Aim of the task:
List all the lines in these records that hold "analysis".

──────────────────────────────

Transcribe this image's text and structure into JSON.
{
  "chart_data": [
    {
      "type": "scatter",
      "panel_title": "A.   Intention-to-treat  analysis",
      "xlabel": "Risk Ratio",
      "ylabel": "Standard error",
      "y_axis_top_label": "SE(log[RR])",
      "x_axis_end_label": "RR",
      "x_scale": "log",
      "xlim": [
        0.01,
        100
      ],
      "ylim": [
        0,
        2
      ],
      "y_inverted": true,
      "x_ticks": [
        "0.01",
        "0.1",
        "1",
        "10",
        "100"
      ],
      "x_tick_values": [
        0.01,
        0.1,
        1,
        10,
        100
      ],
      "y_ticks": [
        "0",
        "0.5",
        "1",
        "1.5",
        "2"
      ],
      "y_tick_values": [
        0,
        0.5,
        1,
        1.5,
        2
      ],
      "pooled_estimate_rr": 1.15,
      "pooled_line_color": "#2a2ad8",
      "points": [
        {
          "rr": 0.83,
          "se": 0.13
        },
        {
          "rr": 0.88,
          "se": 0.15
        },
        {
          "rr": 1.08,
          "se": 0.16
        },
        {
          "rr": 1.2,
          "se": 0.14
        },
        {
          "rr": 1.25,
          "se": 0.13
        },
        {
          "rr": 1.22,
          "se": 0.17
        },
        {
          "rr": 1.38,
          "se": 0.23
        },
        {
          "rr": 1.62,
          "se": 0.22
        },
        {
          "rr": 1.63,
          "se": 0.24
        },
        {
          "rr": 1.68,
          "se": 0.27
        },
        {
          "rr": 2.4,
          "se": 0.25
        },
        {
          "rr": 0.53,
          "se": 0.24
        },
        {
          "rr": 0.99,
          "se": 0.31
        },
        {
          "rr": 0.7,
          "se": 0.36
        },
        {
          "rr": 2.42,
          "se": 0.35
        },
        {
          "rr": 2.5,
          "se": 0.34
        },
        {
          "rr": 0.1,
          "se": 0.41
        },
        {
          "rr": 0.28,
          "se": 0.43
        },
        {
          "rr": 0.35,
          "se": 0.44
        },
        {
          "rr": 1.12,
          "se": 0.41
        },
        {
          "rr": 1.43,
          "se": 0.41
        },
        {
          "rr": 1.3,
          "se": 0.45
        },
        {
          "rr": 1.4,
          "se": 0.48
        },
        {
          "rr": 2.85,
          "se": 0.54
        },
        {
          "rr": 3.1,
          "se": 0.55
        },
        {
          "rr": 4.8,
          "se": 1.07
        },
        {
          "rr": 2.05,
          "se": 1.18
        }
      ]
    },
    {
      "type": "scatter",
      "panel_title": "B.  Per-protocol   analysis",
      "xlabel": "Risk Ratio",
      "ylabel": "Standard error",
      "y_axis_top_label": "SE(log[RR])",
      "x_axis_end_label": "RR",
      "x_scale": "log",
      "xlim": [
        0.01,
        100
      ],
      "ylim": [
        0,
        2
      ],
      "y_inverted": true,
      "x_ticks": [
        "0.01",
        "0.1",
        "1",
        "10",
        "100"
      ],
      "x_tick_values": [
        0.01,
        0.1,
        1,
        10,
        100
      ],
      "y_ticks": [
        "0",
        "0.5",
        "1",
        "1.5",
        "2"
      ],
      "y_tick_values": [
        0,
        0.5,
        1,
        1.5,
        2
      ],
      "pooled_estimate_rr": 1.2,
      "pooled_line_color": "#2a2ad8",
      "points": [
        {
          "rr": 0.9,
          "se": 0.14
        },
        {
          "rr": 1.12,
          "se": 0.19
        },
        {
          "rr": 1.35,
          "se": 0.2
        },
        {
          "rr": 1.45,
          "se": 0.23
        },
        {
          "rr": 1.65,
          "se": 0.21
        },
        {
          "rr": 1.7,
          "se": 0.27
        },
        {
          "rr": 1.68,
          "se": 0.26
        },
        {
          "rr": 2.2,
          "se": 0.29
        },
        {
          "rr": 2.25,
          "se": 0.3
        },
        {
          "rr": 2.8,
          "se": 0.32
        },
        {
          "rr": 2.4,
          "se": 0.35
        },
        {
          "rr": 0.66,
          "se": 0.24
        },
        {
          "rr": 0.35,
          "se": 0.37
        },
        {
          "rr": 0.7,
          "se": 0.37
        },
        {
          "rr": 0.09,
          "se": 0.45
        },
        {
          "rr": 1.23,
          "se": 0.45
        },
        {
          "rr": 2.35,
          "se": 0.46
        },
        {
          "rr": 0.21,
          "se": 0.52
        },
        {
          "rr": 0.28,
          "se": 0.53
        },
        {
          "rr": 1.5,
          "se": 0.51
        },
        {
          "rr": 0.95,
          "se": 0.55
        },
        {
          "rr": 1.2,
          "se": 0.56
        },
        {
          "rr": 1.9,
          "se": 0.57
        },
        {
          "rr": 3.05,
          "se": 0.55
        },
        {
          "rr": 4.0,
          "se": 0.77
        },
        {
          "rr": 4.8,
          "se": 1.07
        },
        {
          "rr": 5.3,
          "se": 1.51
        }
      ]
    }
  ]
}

──────────────────────────────

Answer below:
      "panel_title": "A.   Intention-to-treat  analysis",
      "panel_title": "B.  Per-protocol   analysis",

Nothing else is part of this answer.